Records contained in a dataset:
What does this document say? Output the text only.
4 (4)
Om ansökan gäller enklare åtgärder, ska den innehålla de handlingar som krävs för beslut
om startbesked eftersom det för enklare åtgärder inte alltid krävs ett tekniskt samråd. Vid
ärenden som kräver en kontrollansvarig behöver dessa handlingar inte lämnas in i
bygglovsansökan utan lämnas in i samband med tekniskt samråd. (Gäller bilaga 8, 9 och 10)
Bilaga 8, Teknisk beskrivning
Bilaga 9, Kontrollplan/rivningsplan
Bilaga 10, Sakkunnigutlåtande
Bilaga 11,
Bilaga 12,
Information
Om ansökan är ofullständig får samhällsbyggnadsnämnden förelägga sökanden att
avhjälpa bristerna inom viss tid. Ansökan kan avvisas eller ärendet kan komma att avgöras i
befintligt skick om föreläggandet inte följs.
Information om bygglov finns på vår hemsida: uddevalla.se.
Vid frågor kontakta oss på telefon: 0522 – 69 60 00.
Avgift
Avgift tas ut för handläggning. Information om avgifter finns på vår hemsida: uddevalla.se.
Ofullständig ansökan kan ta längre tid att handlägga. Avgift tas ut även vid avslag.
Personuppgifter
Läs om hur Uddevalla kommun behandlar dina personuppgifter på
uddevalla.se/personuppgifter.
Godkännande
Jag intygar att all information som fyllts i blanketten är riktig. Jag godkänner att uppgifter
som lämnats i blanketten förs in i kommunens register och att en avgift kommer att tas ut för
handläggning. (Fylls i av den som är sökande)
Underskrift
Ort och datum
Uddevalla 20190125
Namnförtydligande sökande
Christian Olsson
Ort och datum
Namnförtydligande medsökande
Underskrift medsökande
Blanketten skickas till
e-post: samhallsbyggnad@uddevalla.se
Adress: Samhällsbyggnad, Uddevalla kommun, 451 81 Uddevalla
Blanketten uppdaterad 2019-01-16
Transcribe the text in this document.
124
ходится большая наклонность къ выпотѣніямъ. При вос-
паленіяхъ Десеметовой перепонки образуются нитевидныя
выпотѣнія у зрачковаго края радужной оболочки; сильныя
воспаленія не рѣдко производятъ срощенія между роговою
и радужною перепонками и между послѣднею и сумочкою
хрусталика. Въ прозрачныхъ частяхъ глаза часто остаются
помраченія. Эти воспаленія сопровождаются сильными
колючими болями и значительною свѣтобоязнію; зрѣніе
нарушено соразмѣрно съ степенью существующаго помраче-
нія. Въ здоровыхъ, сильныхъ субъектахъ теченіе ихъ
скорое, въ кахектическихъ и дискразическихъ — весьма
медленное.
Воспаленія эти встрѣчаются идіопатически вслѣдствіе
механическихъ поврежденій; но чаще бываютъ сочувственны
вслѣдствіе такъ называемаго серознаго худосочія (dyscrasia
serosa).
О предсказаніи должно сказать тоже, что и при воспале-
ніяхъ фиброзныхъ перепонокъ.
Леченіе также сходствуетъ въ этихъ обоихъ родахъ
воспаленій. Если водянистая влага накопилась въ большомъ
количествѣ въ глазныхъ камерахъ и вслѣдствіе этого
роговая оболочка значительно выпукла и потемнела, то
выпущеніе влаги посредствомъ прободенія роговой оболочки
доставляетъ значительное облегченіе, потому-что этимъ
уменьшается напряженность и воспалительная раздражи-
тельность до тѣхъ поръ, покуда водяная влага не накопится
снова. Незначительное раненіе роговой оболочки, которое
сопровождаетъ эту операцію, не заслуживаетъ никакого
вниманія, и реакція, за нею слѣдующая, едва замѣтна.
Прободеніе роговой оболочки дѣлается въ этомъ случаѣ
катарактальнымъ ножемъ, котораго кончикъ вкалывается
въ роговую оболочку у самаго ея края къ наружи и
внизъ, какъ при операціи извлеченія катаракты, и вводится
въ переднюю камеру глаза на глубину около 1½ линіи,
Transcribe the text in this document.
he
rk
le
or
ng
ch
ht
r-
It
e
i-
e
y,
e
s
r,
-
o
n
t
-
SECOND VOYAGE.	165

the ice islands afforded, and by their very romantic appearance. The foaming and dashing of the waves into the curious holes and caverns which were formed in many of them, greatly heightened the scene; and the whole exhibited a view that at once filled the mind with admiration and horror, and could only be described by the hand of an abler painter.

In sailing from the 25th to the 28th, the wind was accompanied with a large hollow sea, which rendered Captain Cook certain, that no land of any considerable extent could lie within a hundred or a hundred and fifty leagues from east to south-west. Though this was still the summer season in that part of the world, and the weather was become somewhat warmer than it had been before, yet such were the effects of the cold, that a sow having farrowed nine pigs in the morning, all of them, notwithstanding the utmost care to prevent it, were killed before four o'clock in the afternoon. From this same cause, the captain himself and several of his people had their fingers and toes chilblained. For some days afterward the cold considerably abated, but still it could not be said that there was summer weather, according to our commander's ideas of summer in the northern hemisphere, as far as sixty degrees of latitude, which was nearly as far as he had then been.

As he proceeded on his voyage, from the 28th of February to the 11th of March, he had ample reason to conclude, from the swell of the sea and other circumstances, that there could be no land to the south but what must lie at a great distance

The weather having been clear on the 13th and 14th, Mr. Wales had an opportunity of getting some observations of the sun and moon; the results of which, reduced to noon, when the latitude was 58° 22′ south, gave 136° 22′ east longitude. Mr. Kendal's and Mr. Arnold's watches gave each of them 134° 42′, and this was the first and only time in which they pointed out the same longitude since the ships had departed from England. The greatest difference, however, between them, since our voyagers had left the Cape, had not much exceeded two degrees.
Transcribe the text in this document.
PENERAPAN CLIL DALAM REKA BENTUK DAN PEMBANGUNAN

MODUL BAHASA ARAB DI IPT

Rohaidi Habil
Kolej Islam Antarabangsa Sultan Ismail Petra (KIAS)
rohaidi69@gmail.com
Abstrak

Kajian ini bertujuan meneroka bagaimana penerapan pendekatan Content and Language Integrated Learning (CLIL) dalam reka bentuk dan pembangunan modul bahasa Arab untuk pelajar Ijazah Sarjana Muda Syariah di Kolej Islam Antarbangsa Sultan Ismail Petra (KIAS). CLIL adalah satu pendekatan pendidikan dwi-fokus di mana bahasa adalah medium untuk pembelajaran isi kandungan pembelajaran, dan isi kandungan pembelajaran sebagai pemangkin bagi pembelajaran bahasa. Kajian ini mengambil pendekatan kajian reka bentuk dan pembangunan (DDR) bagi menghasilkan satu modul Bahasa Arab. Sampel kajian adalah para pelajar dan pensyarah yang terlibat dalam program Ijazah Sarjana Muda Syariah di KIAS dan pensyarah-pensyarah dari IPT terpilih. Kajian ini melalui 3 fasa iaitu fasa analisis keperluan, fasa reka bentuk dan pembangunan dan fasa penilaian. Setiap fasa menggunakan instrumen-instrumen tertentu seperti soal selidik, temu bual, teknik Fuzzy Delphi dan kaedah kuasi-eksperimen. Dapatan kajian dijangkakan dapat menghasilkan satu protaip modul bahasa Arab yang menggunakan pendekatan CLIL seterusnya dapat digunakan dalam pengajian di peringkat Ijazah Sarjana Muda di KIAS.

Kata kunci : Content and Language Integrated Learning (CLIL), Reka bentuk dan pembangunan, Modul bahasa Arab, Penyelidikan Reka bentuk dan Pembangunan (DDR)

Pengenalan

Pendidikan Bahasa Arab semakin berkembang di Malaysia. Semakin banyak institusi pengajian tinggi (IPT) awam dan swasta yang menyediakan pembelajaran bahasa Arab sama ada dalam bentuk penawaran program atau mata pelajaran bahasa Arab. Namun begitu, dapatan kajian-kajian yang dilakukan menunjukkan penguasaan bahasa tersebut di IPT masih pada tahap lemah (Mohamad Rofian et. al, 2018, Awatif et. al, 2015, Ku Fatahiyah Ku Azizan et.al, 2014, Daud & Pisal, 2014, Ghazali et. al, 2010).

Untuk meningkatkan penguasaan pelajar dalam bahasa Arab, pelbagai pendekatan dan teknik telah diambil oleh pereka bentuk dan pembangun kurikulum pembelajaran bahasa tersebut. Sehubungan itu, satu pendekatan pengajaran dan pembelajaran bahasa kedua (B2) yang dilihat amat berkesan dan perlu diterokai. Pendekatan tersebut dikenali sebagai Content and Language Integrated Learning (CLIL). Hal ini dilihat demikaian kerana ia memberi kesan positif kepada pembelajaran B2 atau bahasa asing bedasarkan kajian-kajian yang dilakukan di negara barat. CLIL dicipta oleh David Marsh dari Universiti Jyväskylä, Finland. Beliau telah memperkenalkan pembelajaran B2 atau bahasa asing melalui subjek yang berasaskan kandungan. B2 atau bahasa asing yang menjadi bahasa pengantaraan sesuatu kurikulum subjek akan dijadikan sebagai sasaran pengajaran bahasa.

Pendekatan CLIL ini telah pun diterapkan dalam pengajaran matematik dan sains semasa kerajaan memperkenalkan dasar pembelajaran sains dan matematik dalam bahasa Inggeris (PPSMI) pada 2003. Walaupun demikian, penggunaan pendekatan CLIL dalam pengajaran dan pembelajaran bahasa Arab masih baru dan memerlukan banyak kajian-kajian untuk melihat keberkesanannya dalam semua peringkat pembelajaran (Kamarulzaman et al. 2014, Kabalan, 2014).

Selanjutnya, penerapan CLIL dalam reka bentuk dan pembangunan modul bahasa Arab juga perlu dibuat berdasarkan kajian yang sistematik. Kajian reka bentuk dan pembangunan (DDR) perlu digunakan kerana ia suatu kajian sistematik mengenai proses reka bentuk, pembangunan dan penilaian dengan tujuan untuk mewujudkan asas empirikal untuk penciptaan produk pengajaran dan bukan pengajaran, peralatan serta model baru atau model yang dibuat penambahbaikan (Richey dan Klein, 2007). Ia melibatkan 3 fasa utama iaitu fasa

What the task asks: Only a number is wanted: how many lines contain "Islam"?

Reply: 2